▶ _WORK TO BE COMPLETED_
Every entry that follows needs to be repeated exactly.

▶ _EXTRACTED MATERIAL_
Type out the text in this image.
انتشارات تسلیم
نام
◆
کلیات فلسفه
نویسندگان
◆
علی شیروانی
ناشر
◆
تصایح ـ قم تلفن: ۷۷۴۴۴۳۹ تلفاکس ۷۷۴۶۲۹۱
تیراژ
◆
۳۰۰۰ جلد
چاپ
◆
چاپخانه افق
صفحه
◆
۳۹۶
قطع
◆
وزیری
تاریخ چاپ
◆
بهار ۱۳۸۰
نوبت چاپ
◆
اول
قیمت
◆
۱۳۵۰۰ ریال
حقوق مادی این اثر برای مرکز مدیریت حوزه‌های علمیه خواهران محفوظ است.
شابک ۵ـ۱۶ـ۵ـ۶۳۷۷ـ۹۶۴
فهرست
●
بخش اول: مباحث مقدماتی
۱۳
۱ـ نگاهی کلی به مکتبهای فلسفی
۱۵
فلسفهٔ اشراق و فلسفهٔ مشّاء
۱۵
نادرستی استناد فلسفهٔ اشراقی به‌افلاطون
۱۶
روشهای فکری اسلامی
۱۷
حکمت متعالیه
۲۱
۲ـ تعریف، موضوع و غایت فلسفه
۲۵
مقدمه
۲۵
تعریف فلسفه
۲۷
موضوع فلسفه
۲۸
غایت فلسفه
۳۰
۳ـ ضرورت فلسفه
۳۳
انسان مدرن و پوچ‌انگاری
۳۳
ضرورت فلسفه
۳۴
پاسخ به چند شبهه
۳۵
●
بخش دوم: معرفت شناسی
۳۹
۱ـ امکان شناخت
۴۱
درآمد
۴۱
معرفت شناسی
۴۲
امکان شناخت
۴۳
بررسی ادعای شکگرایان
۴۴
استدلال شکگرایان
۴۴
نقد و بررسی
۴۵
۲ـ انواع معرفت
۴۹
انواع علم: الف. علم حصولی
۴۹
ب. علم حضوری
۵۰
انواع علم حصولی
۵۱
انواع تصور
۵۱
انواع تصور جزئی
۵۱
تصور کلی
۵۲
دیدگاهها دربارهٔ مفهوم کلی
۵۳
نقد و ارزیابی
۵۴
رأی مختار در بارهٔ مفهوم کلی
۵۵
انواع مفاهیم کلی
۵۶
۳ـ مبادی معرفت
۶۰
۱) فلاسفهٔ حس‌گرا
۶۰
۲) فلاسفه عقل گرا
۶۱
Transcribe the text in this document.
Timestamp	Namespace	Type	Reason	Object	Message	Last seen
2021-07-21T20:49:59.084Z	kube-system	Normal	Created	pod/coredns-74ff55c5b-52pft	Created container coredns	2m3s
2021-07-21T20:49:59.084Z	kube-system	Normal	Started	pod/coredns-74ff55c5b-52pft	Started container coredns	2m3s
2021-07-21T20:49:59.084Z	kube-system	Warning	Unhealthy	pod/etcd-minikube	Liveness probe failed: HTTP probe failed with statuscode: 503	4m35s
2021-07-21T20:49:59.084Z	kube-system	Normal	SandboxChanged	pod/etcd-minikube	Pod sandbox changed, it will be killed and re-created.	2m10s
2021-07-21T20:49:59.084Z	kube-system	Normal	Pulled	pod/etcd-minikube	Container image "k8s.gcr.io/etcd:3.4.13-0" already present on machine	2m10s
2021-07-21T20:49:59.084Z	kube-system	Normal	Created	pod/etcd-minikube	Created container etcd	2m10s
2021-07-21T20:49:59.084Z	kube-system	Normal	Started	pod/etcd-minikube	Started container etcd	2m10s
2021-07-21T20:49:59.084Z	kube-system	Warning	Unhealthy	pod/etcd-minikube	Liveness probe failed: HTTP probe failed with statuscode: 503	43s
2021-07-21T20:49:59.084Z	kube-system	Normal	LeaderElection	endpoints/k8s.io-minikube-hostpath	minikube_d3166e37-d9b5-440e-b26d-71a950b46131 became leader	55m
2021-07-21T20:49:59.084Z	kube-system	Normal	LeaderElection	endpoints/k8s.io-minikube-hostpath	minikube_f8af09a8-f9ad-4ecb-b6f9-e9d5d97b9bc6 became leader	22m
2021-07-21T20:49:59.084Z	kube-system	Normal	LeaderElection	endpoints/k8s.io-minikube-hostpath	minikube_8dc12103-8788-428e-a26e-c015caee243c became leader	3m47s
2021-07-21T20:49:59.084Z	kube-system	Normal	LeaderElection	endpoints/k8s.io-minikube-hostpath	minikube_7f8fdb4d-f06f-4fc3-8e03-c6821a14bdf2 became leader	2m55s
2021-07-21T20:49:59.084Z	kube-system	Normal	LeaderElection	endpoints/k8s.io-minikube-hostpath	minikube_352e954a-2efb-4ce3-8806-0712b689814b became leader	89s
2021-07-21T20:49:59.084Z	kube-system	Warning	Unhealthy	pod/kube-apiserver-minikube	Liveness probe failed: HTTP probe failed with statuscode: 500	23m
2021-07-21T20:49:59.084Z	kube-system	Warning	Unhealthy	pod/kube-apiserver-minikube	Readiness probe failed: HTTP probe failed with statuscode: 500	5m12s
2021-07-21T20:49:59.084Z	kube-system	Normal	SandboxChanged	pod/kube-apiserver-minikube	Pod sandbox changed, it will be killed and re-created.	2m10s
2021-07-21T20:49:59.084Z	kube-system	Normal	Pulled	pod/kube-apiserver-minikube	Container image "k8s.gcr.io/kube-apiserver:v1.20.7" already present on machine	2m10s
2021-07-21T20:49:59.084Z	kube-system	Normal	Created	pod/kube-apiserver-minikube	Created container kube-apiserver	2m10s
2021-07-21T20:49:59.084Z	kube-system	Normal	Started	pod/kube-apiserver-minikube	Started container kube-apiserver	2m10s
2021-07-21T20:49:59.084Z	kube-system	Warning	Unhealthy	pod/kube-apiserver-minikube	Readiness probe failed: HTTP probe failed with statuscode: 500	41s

▶ _RESPONSE FOR THIS EXERCISE_
Type out the text in this image.
انتشارات تسلیم
نام
◆
کلیات فلسفه
نویسندگان
◆
علی شیروانی
ناشر
◆
تصایح ـ قم تلفن: ۷۷۴۴۴۳۹ تلفاکس ۷۷۴۶۲۹۱
تیراژ
◆
۳۰۰۰ جلد
چاپ
◆
چاپخانه افق
صفحه
◆
۳۹۶
قطع
◆
وزیری
تاریخ چاپ
◆
بهار ۱۳۸۰
نوبت چاپ
◆
اول
قیمت
◆
۱۳۵۰۰ ریال
حقوق مادی این اثر برای مرکز مدیریت حوزه‌های علمیه خواهران محفوظ است.
شابک ۵ـ۱۶ـ۵ـ۶۳۷۷ـ۹۶۴
فهرست
●
بخش اول: مباحث مقدماتی
۱۳
۱ـ نگاهی کلی به مکتبهای فلسفی
۱۵
فلسفهٔ اشراق و فلسفهٔ مشّاء
۱۵
نادرستی استناد فلسفهٔ اشراقی به‌افلاطون
۱۶
روشهای فکری اسلامی
۱۷
حکمت متعالیه
۲۱
۲ـ تعریف، موضوع و غایت فلسفه
۲۵
مقدمه
۲۵
تعریف فلسفه
۲۷
موضوع فلسفه
۲۸
غایت فلسفه
۳۰
۳ـ ضرورت فلسفه
۳۳
انسان مدرن و پوچ‌انگاری
۳۳
ضرورت فلسفه
۳۴
پاسخ به چند شبهه
۳۵
●
بخش دوم: معرفت شناسی
۳۹
۱ـ امکان شناخت
۴۱
درآمد
۴۱
معرفت شناسی
۴۲
امکان شناخت
۴۳
بررسی ادعای شکگرایان
۴۴
استدلال شکگرایان
۴۴
نقد و بررسی
۴۵
۲ـ انواع معرفت
۴۹
انواع علم: الف. علم حصولی
۴۹
ب. علم حضوری
۵۰
انواع علم حصولی
۵۱
انواع تصور
۵۱
انواع تصور جزئی
۵۱
تصور کلی
۵۲
دیدگاهها دربارهٔ مفهوم کلی
۵۳
نقد و ارزیابی
۵۴
رأی مختار در بارهٔ مفهوم کلی
۵۵
انواع مفاهیم کلی
۵۶
۳ـ مبادی معرفت
۶۰
۱) فلاسفهٔ حس‌گرا
۶۰
۲) فلاسفه عقل گرا
۶۱
Transcribe the text in this document.
Timestamp	Namespace	Type	Reason	Object	Message	Last seen
2021-07-21T20:49:59.084Z	kube-system	Normal	Created	pod/coredns-74ff55c5b-52pft	Created container coredns	2m3s
2021-07-21T20:49:59.084Z	kube-system	Normal	Started	pod/coredns-74ff55c5b-52pft	Started container coredns	2m3s
2021-07-21T20:49:59.084Z	kube-system	Warning	Unhealthy	pod/etcd-minikube	Liveness probe failed: HTTP probe failed with statuscode: 503	4m35s
2021-07-21T20:49:59.084Z	kube-system	Normal	SandboxChanged	pod/etcd-minikube	Pod sandbox changed, it will be killed and re-created.	2m10s
2021-07-21T20:49:59.084Z	kube-system	Normal	Pulled	pod/etcd-minikube	Container image "k8s.gcr.io/etcd:3.4.13-0" already present on machine	2m10s
2021-07-21T20:49:59.084Z	kube-system	Normal	Created	pod/etcd-minikube	Created container etcd	2m10s
2021-07-21T20:49:59.084Z	kube-system	Normal	Started	pod/etcd-minikube	Started container etcd	2m10s
2021-07-21T20:49:59.084Z	kube-system	Warning	Unhealthy	pod/etcd-minikube	Liveness probe failed: HTTP probe failed with statuscode: 503	43s
2021-07-21T20:49:59.084Z	kube-system	Normal	LeaderElection	endpoints/k8s.io-minikube-hostpath	minikube_d3166e37-d9b5-440e-b26d-71a950b46131 became leader	55m
2021-07-21T20:49:59.084Z	kube-system	Normal	LeaderElection	endpoints/k8s.io-minikube-hostpath	minikube_f8af09a8-f9ad-4ecb-b6f9-e9d5d97b9bc6 became leader	22m
2021-07-21T20:49:59.084Z	kube-system	Normal	LeaderElection	endpoints/k8s.io-minikube-hostpath	minikube_8dc12103-8788-428e-a26e-c015caee243c became leader	3m47s
2021-07-21T20:49:59.084Z	kube-system	Normal	LeaderElection	endpoints/k8s.io-minikube-hostpath	minikube_7f8fdb4d-f06f-4fc3-8e03-c6821a14bdf2 became leader	2m55s
2021-07-21T20:49:59.084Z	kube-system	Normal	LeaderElection	endpoints/k8s.io-minikube-hostpath	minikube_352e954a-2efb-4ce3-8806-0712b689814b became leader	89s
2021-07-21T20:49:59.084Z	kube-system	Warning	Unhealthy	pod/kube-apiserver-minikube	Liveness probe failed: HTTP probe failed with statuscode: 500	23m
2021-07-21T20:49:59.084Z	kube-system	Warning	Unhealthy	pod/kube-apiserver-minikube	Readiness probe failed: HTTP probe failed with statuscode: 500	5m12s
2021-07-21T20:49:59.084Z	kube-system	Normal	SandboxChanged	pod/kube-apiserver-minikube	Pod sandbox changed, it will be killed and re-created.	2m10s
2021-07-21T20:49:59.084Z	kube-system	Normal	Pulled	pod/kube-apiserver-minikube	Container image "k8s.gcr.io/kube-apiserver:v1.20.7" already present on machine	2m10s
2021-07-21T20:49:59.084Z	kube-system	Normal	Created	pod/kube-apiserver-minikube	Created container kube-apiserver	2m10s
2021-07-21T20:49:59.084Z	kube-system	Normal	Started	pod/kube-apiserver-minikube	Started container kube-apiserver	2m10s
2021-07-21T20:49:59.084Z	kube-system	Warning	Unhealthy	pod/kube-apiserver-minikube	Readiness probe failed: HTTP probe failed with statuscode: 500	41s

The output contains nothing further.